**AIM OF THE EXERCISE:**
Can you write out all the lines word for word, with no pictures?

——

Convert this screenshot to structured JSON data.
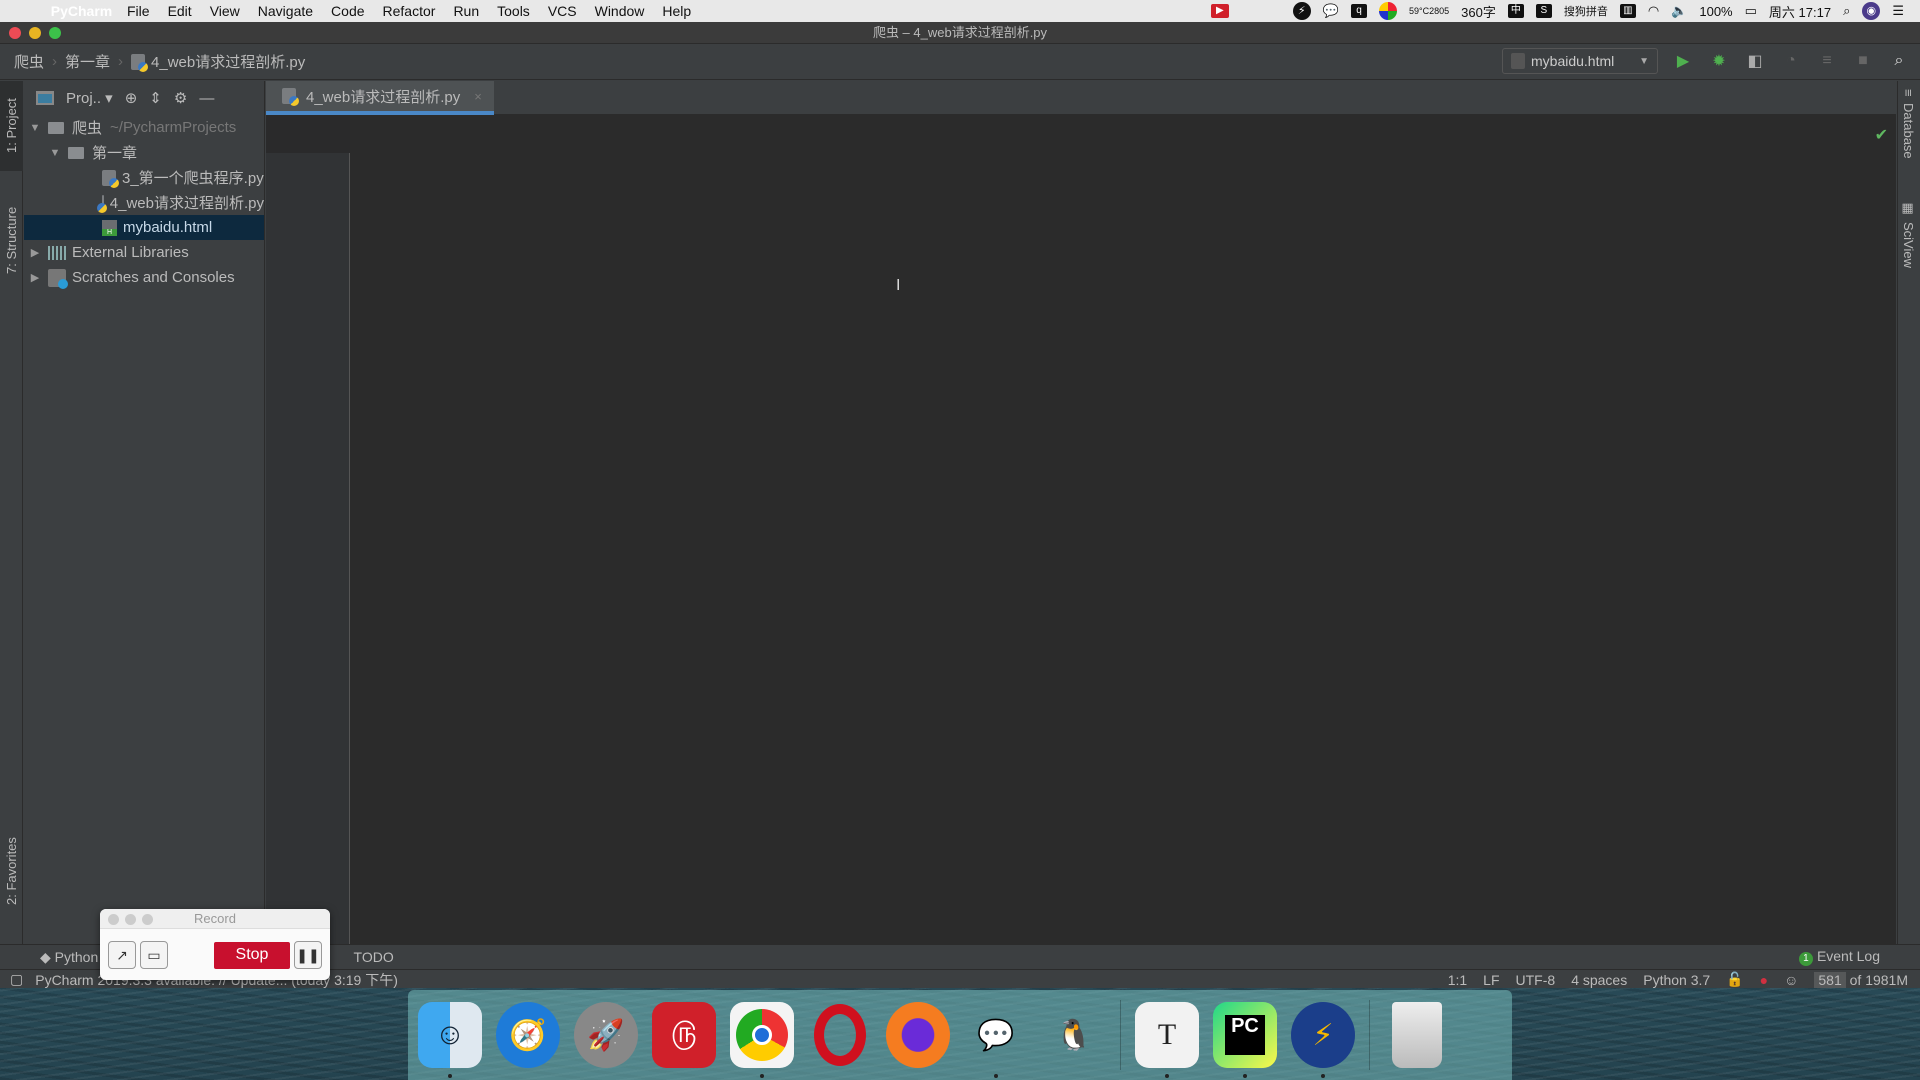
{
  "menubar": {
    "app": "PyCharm",
    "items": [
      "File",
      "Edit",
      "View",
      "Navigate",
      "Code",
      "Refactor",
      "Run",
      "Tools",
      "VCS",
      "Window",
      "Help"
    ],
    "status": {
      "temp": "59°C",
      "rpm": "2805",
      "chars": "360字",
      "ime": "中",
      "sogou": "搜狗拼音",
      "battery": "100%",
      "datetime": "周六 17:17"
    }
  },
  "window": {
    "title": "爬虫 – 4_web请求过程剖析.py"
  },
  "breadcrumb": [
    "爬虫",
    "第一章",
    "4_web请求过程剖析.py"
  ],
  "toolbar": {
    "run_config": "mybaidu.html"
  },
  "left_tabs": {
    "project": "1: Project",
    "structure": "7: Structure",
    "favorites": "2: Favorites"
  },
  "right_tabs": {
    "database": "Database",
    "sciview": "SciView"
  },
  "project": {
    "view_label": "Proj..",
    "tree": [
      {
        "label": "爬虫",
        "hint": "~/PycharmProjects"
      },
      {
        "label": "第一章"
      },
      {
        "label": "3_第一个爬虫程序.py"
      },
      {
        "label": "4_web请求过程剖析.py"
      },
      {
        "label": "mybaidu.html"
      },
      {
        "label": "External Libraries"
      },
      {
        "label": "Scratches and Consoles"
      }
    ]
  },
  "editor": {
    "tabs": [
      {
        "label": "4_web请求过程剖析.py",
        "active": true
      }
    ]
  },
  "bottom": {
    "tools": [
      "Python Console",
      "TODO"
    ],
    "event_log": "Event Log",
    "event_count": "1",
    "status_msg": "PyCharm 2019.3.3 available: // Update... (today 3:19 下午)",
    "position": "1:1",
    "line_sep": "LF",
    "encoding": "UTF-8",
    "indent": "4 spaces",
    "interpreter": "Python 3.7",
    "memory_used": "581",
    "memory_total": "of 1981M"
  },
  "record": {
    "title": "Record",
    "stop": "Stop"
  },
  "dock": [
    "Finder",
    "Safari",
    "Launchpad",
    "NetEase Music",
    "Chrome",
    "Opera",
    "Firefox",
    "WeChat",
    "QQ",
    "Typora",
    "PyCharm",
    "Thunder",
    "Trash"
  ]
}
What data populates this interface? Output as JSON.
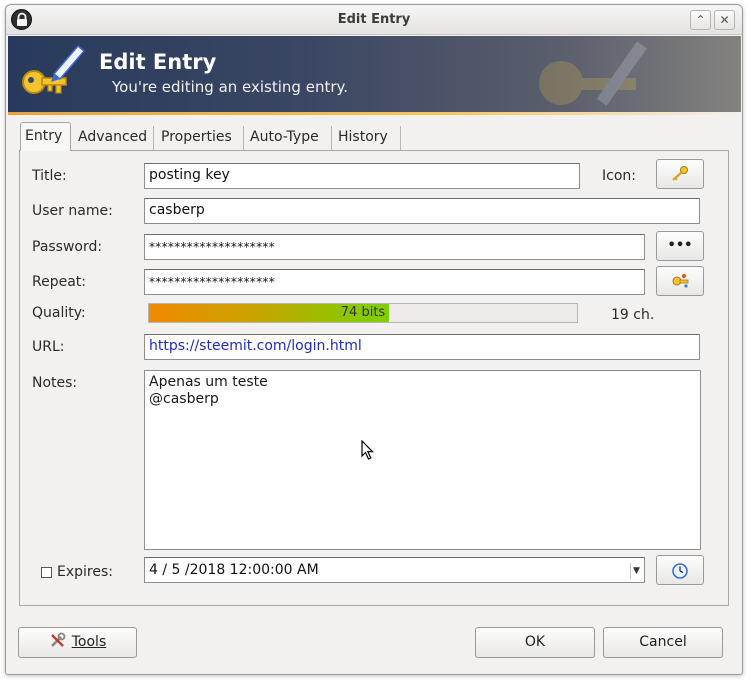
{
  "window": {
    "title": "Edit Entry"
  },
  "banner": {
    "heading": "Edit Entry",
    "subheading": "You're editing an existing entry."
  },
  "tabs": [
    {
      "label": "Entry",
      "active": true
    },
    {
      "label": "Advanced",
      "active": false
    },
    {
      "label": "Properties",
      "active": false
    },
    {
      "label": "Auto-Type",
      "active": false
    },
    {
      "label": "History",
      "active": false
    }
  ],
  "form": {
    "title_label": "Title:",
    "title_value": "posting key",
    "icon_label": "Icon:",
    "username_label": "User name:",
    "username_value": "casberp",
    "password_label": "Password:",
    "password_value": "********************",
    "repeat_label": "Repeat:",
    "repeat_value": "********************",
    "quality_label": "Quality:",
    "quality_text": "74 bits",
    "quality_fraction": 0.56,
    "char_count": "19 ch.",
    "url_label": "URL:",
    "url_value": "https://steemit.com/login.html",
    "notes_label": "Notes:",
    "notes_lines": [
      "Apenas um teste",
      "@casberp"
    ],
    "expires_label": "Expires:",
    "expires_checked": false,
    "expires_value": "4 / 5 /2018 12:00:00 AM"
  },
  "icons": {
    "lock": "lock-icon",
    "key": "key-icon",
    "dots": "show-password-icon",
    "generator": "password-generator-icon",
    "clock": "clock-icon",
    "tools": "tools-icon"
  },
  "buttons": {
    "tools_label": "Tools",
    "ok_label": "OK",
    "cancel_label": "Cancel",
    "show_password_label": "•••"
  },
  "colors": {
    "banner_start": "#283a5c",
    "banner_end": "#83827f",
    "url_text": "#1f2bbf",
    "quality_start": "#f08a00",
    "quality_end": "#7ed100"
  }
}
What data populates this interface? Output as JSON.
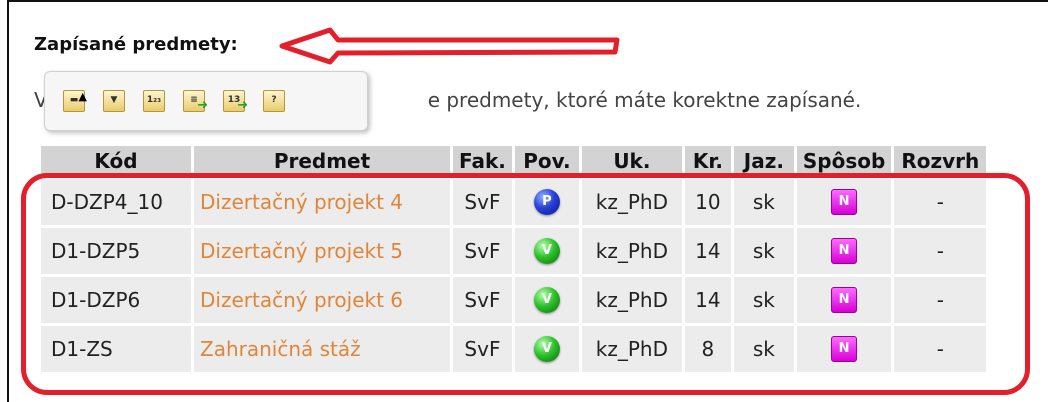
{
  "section_title": "Zapísané predmety:",
  "intro_text_before_toolbar": "V",
  "intro_text_visible": "e predmety, ktoré máte korektne zapísané.",
  "toolbar": {
    "buttons": [
      {
        "icon": "sort-icon"
      },
      {
        "icon": "filter-icon"
      },
      {
        "icon": "number-list-icon",
        "glyph": "1₂₃"
      },
      {
        "icon": "export-icon"
      },
      {
        "icon": "export-numbered-icon",
        "glyph": "13"
      },
      {
        "icon": "help-icon",
        "glyph": "?"
      }
    ]
  },
  "table": {
    "headers": [
      "Kód",
      "Predmet",
      "Fak.",
      "Pov.",
      "Uk.",
      "Kr.",
      "Jaz.",
      "Spôsob",
      "Rozvrh"
    ],
    "rows": [
      {
        "code": "D-DZP4_10",
        "subject": "Dizertačný projekt 4",
        "faculty": "SvF",
        "type": "P",
        "completion": "kz_PhD",
        "credits": "10",
        "language": "sk",
        "method": "N",
        "schedule": "-"
      },
      {
        "code": "D1-DZP5",
        "subject": "Dizertačný projekt 5",
        "faculty": "SvF",
        "type": "V",
        "completion": "kz_PhD",
        "credits": "14",
        "language": "sk",
        "method": "N",
        "schedule": "-"
      },
      {
        "code": "D1-DZP6",
        "subject": "Dizertačný projekt 6",
        "faculty": "SvF",
        "type": "V",
        "completion": "kz_PhD",
        "credits": "14",
        "language": "sk",
        "method": "N",
        "schedule": "-"
      },
      {
        "code": "D1-ZS",
        "subject": "Zahraničná stáž",
        "faculty": "SvF",
        "type": "V",
        "completion": "kz_PhD",
        "credits": "8",
        "language": "sk",
        "method": "N",
        "schedule": "-"
      }
    ]
  },
  "colors": {
    "subject_link": "#e0853a",
    "header_bg": "#d3d3d3",
    "row_bg": "#ececec",
    "annotation_red": "#e21f2a",
    "badge_p": "#2740d8",
    "badge_v": "#2ec42a",
    "badge_n": "#e800e8"
  }
}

——

**WORKED ANSWER:**
Convert this screenshot to structured JSON data.
{
  "menubar": {
    "app": "PyCharm",
    "items": [
      "File",
      "Edit",
      "View",
      "Navigate",
      "Code",
      "Refactor",
      "Run",
      "Tools",
      "VCS",
      "Window",
      "Help"
    ],
    "status": {
      "temp": "59°C",
      "rpm": "2805",
      "chars": "360字",
      "ime": "中",
      "sogou": "搜狗拼音",
      "battery": "100%",
      "datetime": "周六 17:17"
    }
  },
  "window": {
    "title": "爬虫 – 4_web请求过程剖析.py"
  },
  "breadcrumb": [
    "爬虫",
    "第一章",
    "4_web请求过程剖析.py"
  ],
  "toolbar": {
    "run_config": "mybaidu.html"
  },
  "left_tabs": {
    "project": "1: Project",
    "structure": "7: Structure",
    "favorites": "2: Favorites"
  },
  "right_tabs": {
    "database": "Database",
    "sciview": "SciView"
  },
  "project": {
    "view_label": "Proj..",
    "tree": [
      {
        "label": "爬虫",
        "hint": "~/PycharmProjects"
      },
      {
        "label": "第一章"
      },
      {
        "label": "3_第一个爬虫程序.py"
      },
      {
        "label": "4_web请求过程剖析.py"
      },
      {
        "label": "mybaidu.html"
      },
      {
        "label": "External Libraries"
      },
      {
        "label": "Scratches and Consoles"
      }
    ]
  },
  "editor": {
    "tabs": [
      {
        "label": "4_web请求过程剖析.py",
        "active": true
      }
    ]
  },
  "bottom": {
    "tools": [
      "Python Console",
      "TODO"
    ],
    "event_log": "Event Log",
    "event_count": "1",
    "status_msg": "PyCharm 2019.3.3 available: // Update... (today 3:19 下午)",
    "position": "1:1",
    "line_sep": "LF",
    "encoding": "UTF-8",
    "indent": "4 spaces",
    "interpreter": "Python 3.7",
    "memory_used": "581",
    "memory_total": "of 1981M"
  },
  "record": {
    "title": "Record",
    "stop": "Stop"
  },
  "dock": [
    "Finder",
    "Safari",
    "Launchpad",
    "NetEase Music",
    "Chrome",
    "Opera",
    "Firefox",
    "WeChat",
    "QQ",
    "Typora",
    "PyCharm",
    "Thunder",
    "Trash"
  ]
}
What data populates this interface? Output as JSON.
{
  "window": {
    "title": "Edit Entry"
  },
  "banner": {
    "heading": "Edit Entry",
    "subheading": "You're editing an existing entry."
  },
  "tabs": [
    {
      "label": "Entry",
      "active": true
    },
    {
      "label": "Advanced",
      "active": false
    },
    {
      "label": "Properties",
      "active": false
    },
    {
      "label": "Auto-Type",
      "active": false
    },
    {
      "label": "History",
      "active": false
    }
  ],
  "form": {
    "title_label": "Title:",
    "title_value": "posting key",
    "icon_label": "Icon:",
    "username_label": "User name:",
    "username_value": "casberp",
    "password_label": "Password:",
    "password_value": "********************",
    "repeat_label": "Repeat:",
    "repeat_value": "********************",
    "quality_label": "Quality:",
    "quality_text": "74 bits",
    "quality_fraction": 0.56,
    "char_count": "19 ch.",
    "url_label": "URL:",
    "url_value": "https://steemit.com/login.html",
    "notes_label": "Notes:",
    "notes_lines": [
      "Apenas um teste",
      "@casberp"
    ],
    "expires_label": "Expires:",
    "expires_checked": false,
    "expires_value": "4 / 5 /2018 12:00:00 AM"
  },
  "icons": {
    "lock": "lock-icon",
    "key": "key-icon",
    "dots": "show-password-icon",
    "generator": "password-generator-icon",
    "clock": "clock-icon",
    "tools": "tools-icon"
  },
  "buttons": {
    "tools_label": "Tools",
    "ok_label": "OK",
    "cancel_label": "Cancel",
    "show_password_label": "•••"
  },
  "colors": {
    "banner_start": "#283a5c",
    "banner_end": "#83827f",
    "url_text": "#1f2bbf",
    "quality_start": "#f08a00",
    "quality_end": "#7ed100"
  }
}
What data populates this interface? Output as JSON.
{
  "section_title": "Zapísané predmety:",
  "intro_text_before_toolbar": "V",
  "intro_text_visible": "e predmety, ktoré máte korektne zapísané.",
  "toolbar": {
    "buttons": [
      {
        "icon": "sort-icon"
      },
      {
        "icon": "filter-icon"
      },
      {
        "icon": "number-list-icon",
        "glyph": "1₂₃"
      },
      {
        "icon": "export-icon"
      },
      {
        "icon": "export-numbered-icon",
        "glyph": "13"
      },
      {
        "icon": "help-icon",
        "glyph": "?"
      }
    ]
  },
  "table": {
    "headers": [
      "Kód",
      "Predmet",
      "Fak.",
      "Pov.",
      "Uk.",
      "Kr.",
      "Jaz.",
      "Spôsob",
      "Rozvrh"
    ],
    "rows": [
      {
        "code": "D-DZP4_10",
        "subject": "Dizertačný projekt 4",
        "faculty": "SvF",
        "type": "P",
        "completion": "kz_PhD",
        "credits": "10",
        "language": "sk",
        "method": "N",
        "schedule": "-"
      },
      {
        "code": "D1-DZP5",
        "subject": "Dizertačný projekt 5",
        "faculty": "SvF",
        "type": "V",
        "completion": "kz_PhD",
        "credits": "14",
        "language": "sk",
        "method": "N",
        "schedule": "-"
      },
      {
        "code": "D1-DZP6",
        "subject": "Dizertačný projekt 6",
        "faculty": "SvF",
        "type": "V",
        "completion": "kz_PhD",
        "credits": "14",
        "language": "sk",
        "method": "N",
        "schedule": "-"
      },
      {
        "code": "D1-ZS",
        "subject": "Zahraničná stáž",
        "faculty": "SvF",
        "type": "V",
        "completion": "kz_PhD",
        "credits": "8",
        "language": "sk",
        "method": "N",
        "schedule": "-"
      }
    ]
  },
  "colors": {
    "subject_link": "#e0853a",
    "header_bg": "#d3d3d3",
    "row_bg": "#ececec",
    "annotation_red": "#e21f2a",
    "badge_p": "#2740d8",
    "badge_v": "#2ec42a",
    "badge_n": "#e800e8"
  }
}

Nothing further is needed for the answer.